§ **Problem details**:
Extract the complete listing and output it unchanged.

[Collection entries]
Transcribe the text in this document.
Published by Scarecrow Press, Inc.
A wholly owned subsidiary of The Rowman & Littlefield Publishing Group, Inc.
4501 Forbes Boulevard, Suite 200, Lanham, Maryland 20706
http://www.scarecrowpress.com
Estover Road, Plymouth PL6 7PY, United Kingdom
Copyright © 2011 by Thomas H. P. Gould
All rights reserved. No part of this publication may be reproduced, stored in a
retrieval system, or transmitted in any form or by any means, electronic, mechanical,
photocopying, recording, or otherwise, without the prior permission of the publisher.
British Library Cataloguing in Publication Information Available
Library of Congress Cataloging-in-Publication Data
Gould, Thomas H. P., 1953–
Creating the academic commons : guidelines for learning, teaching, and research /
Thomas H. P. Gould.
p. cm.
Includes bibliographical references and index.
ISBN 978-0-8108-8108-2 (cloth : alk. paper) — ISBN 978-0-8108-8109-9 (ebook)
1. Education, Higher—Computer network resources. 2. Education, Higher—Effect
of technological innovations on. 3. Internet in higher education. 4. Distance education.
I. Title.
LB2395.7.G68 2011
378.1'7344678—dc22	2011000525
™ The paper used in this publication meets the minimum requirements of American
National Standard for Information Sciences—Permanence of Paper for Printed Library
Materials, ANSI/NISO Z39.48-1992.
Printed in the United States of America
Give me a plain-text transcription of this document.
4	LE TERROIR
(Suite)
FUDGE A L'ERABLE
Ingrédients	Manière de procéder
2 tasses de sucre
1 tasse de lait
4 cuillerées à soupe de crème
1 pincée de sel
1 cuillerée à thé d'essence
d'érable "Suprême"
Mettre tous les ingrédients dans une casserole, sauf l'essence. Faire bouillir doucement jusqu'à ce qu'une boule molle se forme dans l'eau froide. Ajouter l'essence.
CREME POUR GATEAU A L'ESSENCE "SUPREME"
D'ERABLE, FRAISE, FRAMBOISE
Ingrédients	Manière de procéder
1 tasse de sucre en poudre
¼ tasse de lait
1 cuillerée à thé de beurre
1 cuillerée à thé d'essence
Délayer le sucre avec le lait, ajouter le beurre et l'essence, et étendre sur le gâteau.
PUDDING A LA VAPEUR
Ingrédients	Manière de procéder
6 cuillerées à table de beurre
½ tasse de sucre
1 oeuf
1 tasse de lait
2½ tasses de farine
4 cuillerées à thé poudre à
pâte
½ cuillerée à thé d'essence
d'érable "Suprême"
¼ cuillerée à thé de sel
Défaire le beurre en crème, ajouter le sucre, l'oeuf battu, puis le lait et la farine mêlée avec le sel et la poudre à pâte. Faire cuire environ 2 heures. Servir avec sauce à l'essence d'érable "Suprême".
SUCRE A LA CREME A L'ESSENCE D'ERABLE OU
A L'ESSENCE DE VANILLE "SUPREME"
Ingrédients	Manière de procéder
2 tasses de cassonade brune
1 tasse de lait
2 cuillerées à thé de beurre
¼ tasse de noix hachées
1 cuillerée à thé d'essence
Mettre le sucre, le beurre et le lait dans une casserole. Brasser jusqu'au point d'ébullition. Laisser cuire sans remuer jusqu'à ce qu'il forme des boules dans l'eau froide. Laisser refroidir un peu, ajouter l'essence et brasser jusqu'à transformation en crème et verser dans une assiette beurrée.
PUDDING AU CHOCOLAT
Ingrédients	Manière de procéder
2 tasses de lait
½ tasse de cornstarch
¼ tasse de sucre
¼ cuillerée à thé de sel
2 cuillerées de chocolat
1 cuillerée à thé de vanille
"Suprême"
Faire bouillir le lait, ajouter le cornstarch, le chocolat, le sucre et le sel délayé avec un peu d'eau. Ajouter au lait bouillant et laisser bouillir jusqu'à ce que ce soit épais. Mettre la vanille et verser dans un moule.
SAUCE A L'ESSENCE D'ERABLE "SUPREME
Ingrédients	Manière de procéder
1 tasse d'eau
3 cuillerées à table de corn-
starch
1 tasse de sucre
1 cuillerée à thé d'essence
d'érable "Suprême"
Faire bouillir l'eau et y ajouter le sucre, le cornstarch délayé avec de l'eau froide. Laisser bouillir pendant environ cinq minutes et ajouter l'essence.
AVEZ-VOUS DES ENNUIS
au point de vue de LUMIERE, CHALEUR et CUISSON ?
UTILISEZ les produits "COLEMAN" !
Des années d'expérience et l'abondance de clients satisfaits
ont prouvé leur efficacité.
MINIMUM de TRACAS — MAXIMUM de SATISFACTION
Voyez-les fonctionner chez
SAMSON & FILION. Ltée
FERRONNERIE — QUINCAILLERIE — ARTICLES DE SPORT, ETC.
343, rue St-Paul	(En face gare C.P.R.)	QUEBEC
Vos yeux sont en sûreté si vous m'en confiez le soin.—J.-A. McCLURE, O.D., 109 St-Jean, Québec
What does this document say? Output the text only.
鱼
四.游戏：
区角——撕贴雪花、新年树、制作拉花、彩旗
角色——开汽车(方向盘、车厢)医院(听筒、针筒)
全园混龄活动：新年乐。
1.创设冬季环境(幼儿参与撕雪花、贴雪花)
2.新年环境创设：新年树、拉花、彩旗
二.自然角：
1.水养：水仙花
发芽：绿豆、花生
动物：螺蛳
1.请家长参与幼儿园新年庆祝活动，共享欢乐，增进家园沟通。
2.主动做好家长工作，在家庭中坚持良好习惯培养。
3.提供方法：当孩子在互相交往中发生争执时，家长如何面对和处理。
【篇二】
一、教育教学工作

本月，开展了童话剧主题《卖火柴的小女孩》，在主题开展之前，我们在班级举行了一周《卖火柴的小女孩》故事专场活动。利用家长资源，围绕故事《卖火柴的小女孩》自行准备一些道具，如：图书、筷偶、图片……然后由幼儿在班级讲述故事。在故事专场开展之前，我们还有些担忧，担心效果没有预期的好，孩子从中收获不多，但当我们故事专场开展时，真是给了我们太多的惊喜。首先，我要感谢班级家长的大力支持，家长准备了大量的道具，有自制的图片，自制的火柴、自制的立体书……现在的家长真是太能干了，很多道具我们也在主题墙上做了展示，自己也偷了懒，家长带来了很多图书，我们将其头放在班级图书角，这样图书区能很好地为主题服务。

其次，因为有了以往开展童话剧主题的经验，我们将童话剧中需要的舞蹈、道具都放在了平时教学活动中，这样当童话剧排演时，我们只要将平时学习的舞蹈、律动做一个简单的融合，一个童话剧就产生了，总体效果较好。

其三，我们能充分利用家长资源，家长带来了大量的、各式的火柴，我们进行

§ **Expected answer**:
Transcribe the text in this document.
Published by Scarecrow Press, Inc.
A wholly owned subsidiary of The Rowman & Littlefield Publishing Group, Inc.
4501 Forbes Boulevard, Suite 200, Lanham, Maryland 20706
http://www.scarecrowpress.com
Estover Road, Plymouth PL6 7PY, United Kingdom
Copyright © 2011 by Thomas H. P. Gould
All rights reserved. No part of this publication may be reproduced, stored in a
retrieval system, or transmitted in any form or by any means, electronic, mechanical,
photocopying, recording, or otherwise, without the prior permission of the publisher.
British Library Cataloguing in Publication Information Available
Library of Congress Cataloging-in-Publication Data
Gould, Thomas H. P., 1953–
Creating the academic commons : guidelines for learning, teaching, and research /
Thomas H. P. Gould.
p. cm.
Includes bibliographical references and index.
ISBN 978-0-8108-8108-2 (cloth : alk. paper) — ISBN 978-0-8108-8109-9 (ebook)
1. Education, Higher—Computer network resources. 2. Education, Higher—Effect
of technological innovations on. 3. Internet in higher education. 4. Distance education.
I. Title.
LB2395.7.G68 2011
378.1'7344678—dc22	2011000525
™ The paper used in this publication meets the minimum requirements of American
National Standard for Information Sciences—Permanence of Paper for Printed Library
Materials, ANSI/NISO Z39.48-1992.
Printed in the United States of America
Give me a plain-text transcription of this document.
4	LE TERROIR
(Suite)
FUDGE A L'ERABLE
Ingrédients	Manière de procéder
2 tasses de sucre
1 tasse de lait
4 cuillerées à soupe de crème
1 pincée de sel
1 cuillerée à thé d'essence
d'érable "Suprême"
Mettre tous les ingrédients dans une casserole, sauf l'essence. Faire bouillir doucement jusqu'à ce qu'une boule molle se forme dans l'eau froide. Ajouter l'essence.
CREME POUR GATEAU A L'ESSENCE "SUPREME"
D'ERABLE, FRAISE, FRAMBOISE
Ingrédients	Manière de procéder
1 tasse de sucre en poudre
¼ tasse de lait
1 cuillerée à thé de beurre
1 cuillerée à thé d'essence
Délayer le sucre avec le lait, ajouter le beurre et l'essence, et étendre sur le gâteau.
PUDDING A LA VAPEUR
Ingrédients	Manière de procéder
6 cuillerées à table de beurre
½ tasse de sucre
1 oeuf
1 tasse de lait
2½ tasses de farine
4 cuillerées à thé poudre à
pâte
½ cuillerée à thé d'essence
d'érable "Suprême"
¼ cuillerée à thé de sel
Défaire le beurre en crème, ajouter le sucre, l'oeuf battu, puis le lait et la farine mêlée avec le sel et la poudre à pâte. Faire cuire environ 2 heures. Servir avec sauce à l'essence d'érable "Suprême".
SUCRE A LA CREME A L'ESSENCE D'ERABLE OU
A L'ESSENCE DE VANILLE "SUPREME"
Ingrédients	Manière de procéder
2 tasses de cassonade brune
1 tasse de lait
2 cuillerées à thé de beurre
¼ tasse de noix hachées
1 cuillerée à thé d'essence
Mettre le sucre, le beurre et le lait dans une casserole. Brasser jusqu'au point d'ébullition. Laisser cuire sans remuer jusqu'à ce qu'il forme des boules dans l'eau froide. Laisser refroidir un peu, ajouter l'essence et brasser jusqu'à transformation en crème et verser dans une assiette beurrée.
PUDDING AU CHOCOLAT
Ingrédients	Manière de procéder
2 tasses de lait
½ tasse de cornstarch
¼ tasse de sucre
¼ cuillerée à thé de sel
2 cuillerées de chocolat
1 cuillerée à thé de vanille
"Suprême"
Faire bouillir le lait, ajouter le cornstarch, le chocolat, le sucre et le sel délayé avec un peu d'eau. Ajouter au lait bouillant et laisser bouillir jusqu'à ce que ce soit épais. Mettre la vanille et verser dans un moule.
SAUCE A L'ESSENCE D'ERABLE "SUPREME
Ingrédients	Manière de procéder
1 tasse d'eau
3 cuillerées à table de corn-
starch
1 tasse de sucre
1 cuillerée à thé d'essence
d'érable "Suprême"
Faire bouillir l'eau et y ajouter le sucre, le cornstarch délayé avec de l'eau froide. Laisser bouillir pendant environ cinq minutes et ajouter l'essence.
AVEZ-VOUS DES ENNUIS
au point de vue de LUMIERE, CHALEUR et CUISSON ?
UTILISEZ les produits "COLEMAN" !
Des années d'expérience et l'abondance de clients satisfaits
ont prouvé leur efficacité.
MINIMUM de TRACAS — MAXIMUM de SATISFACTION
Voyez-les fonctionner chez
SAMSON & FILION. Ltée
FERRONNERIE — QUINCAILLERIE — ARTICLES DE SPORT, ETC.
343, rue St-Paul	(En face gare C.P.R.)	QUEBEC
Vos yeux sont en sûreté si vous m'en confiez le soin.—J.-A. McCLURE, O.D., 109 St-Jean, Québec
What does this document say? Output the text only.
鱼
四.游戏：
区角——撕贴雪花、新年树、制作拉花、彩旗
角色——开汽车(方向盘、车厢)医院(听筒、针筒)
全园混龄活动：新年乐。
1.创设冬季环境(幼儿参与撕雪花、贴雪花)
2.新年环境创设：新年树、拉花、彩旗
二.自然角：
1.水养：水仙花
发芽：绿豆、花生
动物：螺蛳
1.请家长参与幼儿园新年庆祝活动，共享欢乐，增进家园沟通。
2.主动做好家长工作，在家庭中坚持良好习惯培养。
3.提供方法：当孩子在互相交往中发生争执时，家长如何面对和处理。
【篇二】
一、教育教学工作

本月，开展了童话剧主题《卖火柴的小女孩》，在主题开展之前，我们在班级举行了一周《卖火柴的小女孩》故事专场活动。利用家长资源，围绕故事《卖火柴的小女孩》自行准备一些道具，如：图书、筷偶、图片……然后由幼儿在班级讲述故事。在故事专场开展之前，我们还有些担忧，担心效果没有预期的好，孩子从中收获不多，但当我们故事专场开展时，真是给了我们太多的惊喜。首先，我要感谢班级家长的大力支持，家长准备了大量的道具，有自制的图片，自制的火柴、自制的立体书……现在的家长真是太能干了，很多道具我们也在主题墙上做了展示，自己也偷了懒，家长带来了很多图书，我们将其头放在班级图书角，这样图书区能很好地为主题服务。

其次，因为有了以往开展童话剧主题的经验，我们将童话剧中需要的舞蹈、道具都放在了平时教学活动中，这样当童话剧排演时，我们只要将平时学习的舞蹈、律动做一个简单的融合，一个童话剧就产生了，总体效果较好。

其三，我们能充分利用家长资源，家长带来了大量的、各式的火柴，我们进行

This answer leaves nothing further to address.